#### Supplied material

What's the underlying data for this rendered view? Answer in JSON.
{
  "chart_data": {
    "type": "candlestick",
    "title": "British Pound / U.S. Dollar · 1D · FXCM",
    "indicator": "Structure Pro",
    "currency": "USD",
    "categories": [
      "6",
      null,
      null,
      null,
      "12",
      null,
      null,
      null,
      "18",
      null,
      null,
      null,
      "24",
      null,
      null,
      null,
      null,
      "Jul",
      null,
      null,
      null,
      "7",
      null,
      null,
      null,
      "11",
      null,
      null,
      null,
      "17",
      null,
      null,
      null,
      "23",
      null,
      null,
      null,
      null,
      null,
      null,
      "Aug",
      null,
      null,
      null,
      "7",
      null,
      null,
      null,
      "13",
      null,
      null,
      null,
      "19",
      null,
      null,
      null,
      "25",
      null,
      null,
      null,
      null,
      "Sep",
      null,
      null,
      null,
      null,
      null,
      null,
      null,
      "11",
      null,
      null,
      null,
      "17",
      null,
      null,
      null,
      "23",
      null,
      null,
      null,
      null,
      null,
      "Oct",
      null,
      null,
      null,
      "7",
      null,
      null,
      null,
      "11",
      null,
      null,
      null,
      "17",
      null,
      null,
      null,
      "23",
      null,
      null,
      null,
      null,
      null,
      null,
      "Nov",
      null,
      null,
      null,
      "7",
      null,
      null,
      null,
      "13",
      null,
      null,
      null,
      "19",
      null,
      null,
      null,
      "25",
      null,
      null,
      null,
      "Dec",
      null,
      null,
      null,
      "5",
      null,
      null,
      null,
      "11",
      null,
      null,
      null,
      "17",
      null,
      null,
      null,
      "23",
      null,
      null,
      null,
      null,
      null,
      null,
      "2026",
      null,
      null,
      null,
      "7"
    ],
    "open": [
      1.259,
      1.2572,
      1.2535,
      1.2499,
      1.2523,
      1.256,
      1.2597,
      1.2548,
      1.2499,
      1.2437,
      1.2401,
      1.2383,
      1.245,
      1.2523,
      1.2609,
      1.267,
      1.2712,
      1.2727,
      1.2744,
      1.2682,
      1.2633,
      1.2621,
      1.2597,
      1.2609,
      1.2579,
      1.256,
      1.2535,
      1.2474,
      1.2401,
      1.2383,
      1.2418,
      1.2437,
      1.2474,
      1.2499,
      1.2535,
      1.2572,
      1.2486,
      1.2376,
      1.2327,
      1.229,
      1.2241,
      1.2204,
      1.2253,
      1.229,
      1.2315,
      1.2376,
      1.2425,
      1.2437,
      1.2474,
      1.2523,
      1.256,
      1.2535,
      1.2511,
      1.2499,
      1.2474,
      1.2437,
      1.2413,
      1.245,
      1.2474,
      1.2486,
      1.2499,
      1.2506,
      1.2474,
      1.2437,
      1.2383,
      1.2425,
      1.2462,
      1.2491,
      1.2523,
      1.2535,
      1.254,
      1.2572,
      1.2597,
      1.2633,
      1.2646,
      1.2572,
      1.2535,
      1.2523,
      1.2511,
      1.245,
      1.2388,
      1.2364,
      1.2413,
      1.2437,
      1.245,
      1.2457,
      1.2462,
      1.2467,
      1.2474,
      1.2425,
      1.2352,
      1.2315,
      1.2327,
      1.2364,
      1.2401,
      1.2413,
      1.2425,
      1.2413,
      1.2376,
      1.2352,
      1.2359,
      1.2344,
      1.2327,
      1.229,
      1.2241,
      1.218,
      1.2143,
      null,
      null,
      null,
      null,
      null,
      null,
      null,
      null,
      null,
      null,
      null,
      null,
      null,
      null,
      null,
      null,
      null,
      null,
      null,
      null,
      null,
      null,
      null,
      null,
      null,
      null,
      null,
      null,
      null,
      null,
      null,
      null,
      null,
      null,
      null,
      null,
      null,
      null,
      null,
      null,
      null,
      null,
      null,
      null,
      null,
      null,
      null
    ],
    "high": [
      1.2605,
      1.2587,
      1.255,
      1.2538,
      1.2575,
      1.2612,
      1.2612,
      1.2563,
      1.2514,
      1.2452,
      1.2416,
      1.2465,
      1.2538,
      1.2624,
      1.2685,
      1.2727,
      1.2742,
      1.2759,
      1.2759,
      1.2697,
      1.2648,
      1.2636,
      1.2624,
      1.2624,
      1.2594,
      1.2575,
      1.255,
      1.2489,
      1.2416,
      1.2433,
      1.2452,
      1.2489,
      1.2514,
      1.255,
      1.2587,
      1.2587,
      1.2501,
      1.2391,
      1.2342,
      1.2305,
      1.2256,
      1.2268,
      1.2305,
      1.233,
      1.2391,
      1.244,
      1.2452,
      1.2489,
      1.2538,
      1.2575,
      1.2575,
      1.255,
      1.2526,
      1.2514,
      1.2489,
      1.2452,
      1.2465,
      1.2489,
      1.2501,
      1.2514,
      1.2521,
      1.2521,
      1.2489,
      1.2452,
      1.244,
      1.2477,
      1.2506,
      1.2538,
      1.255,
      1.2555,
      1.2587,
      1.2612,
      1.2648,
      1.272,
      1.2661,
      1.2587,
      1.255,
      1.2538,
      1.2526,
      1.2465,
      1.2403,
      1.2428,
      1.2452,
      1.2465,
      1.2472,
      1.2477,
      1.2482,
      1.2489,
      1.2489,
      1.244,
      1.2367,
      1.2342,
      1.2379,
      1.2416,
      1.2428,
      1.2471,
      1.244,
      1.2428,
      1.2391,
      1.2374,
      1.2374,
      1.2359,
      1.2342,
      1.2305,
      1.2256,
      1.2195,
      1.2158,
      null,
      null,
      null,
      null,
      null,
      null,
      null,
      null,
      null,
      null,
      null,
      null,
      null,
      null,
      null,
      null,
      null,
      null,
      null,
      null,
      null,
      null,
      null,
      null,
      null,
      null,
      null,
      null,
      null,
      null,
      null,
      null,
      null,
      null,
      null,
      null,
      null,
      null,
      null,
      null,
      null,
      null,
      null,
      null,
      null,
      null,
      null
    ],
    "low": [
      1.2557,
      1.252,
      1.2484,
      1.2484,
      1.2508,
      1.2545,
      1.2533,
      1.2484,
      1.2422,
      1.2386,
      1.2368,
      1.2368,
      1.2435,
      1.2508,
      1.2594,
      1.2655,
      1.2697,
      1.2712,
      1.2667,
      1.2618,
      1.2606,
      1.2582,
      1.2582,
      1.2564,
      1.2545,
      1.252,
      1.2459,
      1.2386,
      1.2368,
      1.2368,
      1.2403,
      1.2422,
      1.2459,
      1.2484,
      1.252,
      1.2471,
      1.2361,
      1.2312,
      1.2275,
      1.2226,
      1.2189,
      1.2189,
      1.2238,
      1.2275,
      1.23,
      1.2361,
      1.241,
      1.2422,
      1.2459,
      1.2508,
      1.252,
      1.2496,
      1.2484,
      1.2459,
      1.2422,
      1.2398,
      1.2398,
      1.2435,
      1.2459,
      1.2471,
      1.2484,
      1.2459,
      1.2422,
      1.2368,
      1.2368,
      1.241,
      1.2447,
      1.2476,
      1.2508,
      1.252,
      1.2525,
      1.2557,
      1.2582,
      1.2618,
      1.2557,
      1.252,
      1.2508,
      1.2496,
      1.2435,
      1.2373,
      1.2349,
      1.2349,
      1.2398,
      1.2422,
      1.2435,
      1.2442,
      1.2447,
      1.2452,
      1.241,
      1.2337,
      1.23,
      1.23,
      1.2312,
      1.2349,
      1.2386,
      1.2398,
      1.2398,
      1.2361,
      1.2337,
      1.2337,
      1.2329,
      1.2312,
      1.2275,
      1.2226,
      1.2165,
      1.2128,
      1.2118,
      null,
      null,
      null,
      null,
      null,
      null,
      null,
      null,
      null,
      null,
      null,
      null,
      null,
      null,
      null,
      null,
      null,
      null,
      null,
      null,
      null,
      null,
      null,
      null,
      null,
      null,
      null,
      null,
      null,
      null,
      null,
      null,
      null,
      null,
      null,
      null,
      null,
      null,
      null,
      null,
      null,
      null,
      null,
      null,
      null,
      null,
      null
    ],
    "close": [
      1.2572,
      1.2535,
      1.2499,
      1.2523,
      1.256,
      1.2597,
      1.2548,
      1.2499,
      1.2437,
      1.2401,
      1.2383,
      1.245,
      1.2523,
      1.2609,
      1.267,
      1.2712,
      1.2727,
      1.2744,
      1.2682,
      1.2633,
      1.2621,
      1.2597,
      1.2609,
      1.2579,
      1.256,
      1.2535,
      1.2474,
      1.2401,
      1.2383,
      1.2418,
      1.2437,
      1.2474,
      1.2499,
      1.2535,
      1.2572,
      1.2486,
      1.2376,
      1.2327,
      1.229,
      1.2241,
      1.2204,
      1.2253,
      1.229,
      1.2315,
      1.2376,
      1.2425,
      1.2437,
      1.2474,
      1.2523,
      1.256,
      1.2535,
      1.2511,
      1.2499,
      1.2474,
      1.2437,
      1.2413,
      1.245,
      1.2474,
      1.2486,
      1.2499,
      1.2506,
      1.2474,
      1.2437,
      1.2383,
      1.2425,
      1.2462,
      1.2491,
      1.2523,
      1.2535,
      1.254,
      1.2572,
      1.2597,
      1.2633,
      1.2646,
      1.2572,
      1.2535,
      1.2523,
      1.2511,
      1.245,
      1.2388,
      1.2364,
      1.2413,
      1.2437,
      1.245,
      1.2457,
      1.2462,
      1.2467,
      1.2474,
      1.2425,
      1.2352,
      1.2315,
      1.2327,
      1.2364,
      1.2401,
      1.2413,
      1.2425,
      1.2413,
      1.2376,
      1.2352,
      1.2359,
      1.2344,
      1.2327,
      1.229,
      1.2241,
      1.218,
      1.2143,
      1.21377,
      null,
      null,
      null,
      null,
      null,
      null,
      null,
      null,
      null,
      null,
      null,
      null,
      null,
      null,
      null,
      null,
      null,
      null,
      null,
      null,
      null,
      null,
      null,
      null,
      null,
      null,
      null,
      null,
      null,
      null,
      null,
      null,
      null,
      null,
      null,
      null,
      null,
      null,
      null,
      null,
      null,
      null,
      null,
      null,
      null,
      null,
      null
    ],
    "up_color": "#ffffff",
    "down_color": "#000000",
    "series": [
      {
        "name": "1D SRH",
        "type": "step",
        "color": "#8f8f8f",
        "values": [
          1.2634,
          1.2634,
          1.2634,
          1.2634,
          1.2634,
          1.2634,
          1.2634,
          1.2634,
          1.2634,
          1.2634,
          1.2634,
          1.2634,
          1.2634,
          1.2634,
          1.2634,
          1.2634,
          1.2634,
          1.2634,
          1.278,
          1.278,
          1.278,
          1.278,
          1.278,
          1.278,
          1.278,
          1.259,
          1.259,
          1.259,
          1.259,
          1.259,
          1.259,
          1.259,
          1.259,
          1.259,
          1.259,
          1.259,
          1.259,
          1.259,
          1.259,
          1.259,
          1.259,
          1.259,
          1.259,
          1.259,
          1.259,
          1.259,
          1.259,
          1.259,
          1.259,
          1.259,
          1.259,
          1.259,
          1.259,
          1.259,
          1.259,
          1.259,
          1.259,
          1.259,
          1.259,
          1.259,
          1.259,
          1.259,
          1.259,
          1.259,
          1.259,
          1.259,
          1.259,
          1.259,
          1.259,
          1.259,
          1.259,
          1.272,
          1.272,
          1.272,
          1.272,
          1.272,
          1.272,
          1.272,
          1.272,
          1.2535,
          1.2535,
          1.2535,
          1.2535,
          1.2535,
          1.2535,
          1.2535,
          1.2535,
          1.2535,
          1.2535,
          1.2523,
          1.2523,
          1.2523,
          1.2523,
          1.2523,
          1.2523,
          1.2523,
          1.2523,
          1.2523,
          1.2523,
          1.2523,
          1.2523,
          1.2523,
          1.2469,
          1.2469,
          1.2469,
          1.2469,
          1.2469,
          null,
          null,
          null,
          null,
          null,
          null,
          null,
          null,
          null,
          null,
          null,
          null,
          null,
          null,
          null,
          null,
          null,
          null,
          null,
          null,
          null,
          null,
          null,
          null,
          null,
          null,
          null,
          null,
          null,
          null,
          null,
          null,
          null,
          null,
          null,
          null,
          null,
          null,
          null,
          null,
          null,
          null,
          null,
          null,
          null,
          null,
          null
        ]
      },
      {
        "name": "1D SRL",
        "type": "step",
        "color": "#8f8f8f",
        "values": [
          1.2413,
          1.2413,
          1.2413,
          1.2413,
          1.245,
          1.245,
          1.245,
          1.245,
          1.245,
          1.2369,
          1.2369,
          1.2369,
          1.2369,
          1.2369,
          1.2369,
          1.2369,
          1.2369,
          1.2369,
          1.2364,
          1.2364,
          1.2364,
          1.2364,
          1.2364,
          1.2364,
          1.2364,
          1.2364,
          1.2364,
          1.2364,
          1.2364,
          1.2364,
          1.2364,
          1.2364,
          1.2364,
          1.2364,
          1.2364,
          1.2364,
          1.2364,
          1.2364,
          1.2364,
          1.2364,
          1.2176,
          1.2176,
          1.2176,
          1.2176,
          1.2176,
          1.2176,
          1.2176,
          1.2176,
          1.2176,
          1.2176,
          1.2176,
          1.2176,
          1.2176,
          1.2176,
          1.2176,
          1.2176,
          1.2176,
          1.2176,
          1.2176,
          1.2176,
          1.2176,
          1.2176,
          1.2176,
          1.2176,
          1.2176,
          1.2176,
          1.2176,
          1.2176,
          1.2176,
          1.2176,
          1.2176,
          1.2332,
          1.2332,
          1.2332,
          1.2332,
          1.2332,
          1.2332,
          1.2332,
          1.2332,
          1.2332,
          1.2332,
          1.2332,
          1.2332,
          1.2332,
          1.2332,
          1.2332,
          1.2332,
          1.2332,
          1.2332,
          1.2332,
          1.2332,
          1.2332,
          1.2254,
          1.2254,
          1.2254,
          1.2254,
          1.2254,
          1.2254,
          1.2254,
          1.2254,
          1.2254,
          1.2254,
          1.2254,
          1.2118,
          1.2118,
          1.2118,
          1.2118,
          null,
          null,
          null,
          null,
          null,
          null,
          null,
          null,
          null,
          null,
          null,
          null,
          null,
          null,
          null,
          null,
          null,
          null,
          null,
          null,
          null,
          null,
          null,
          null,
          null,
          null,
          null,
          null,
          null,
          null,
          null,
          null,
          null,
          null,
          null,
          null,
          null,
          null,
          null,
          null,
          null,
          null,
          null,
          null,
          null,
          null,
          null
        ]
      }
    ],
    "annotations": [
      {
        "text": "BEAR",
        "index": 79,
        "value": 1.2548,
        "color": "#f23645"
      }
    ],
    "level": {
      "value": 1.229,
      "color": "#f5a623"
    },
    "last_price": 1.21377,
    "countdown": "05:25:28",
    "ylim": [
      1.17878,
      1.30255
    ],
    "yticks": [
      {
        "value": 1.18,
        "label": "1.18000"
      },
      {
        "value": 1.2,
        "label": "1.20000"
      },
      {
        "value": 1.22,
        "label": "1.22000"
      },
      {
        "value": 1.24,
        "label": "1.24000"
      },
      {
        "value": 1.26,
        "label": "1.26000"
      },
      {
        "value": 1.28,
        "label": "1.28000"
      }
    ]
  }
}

########

## What is being asked:
Of the lines above, copy each that contains "label".

## Answer below:
        "label": "1.18000"
        "label": "1.20000"
        "label": "1.22000"
        "label": "1.24000"
        "label": "1.26000"
        "label": "1.28000"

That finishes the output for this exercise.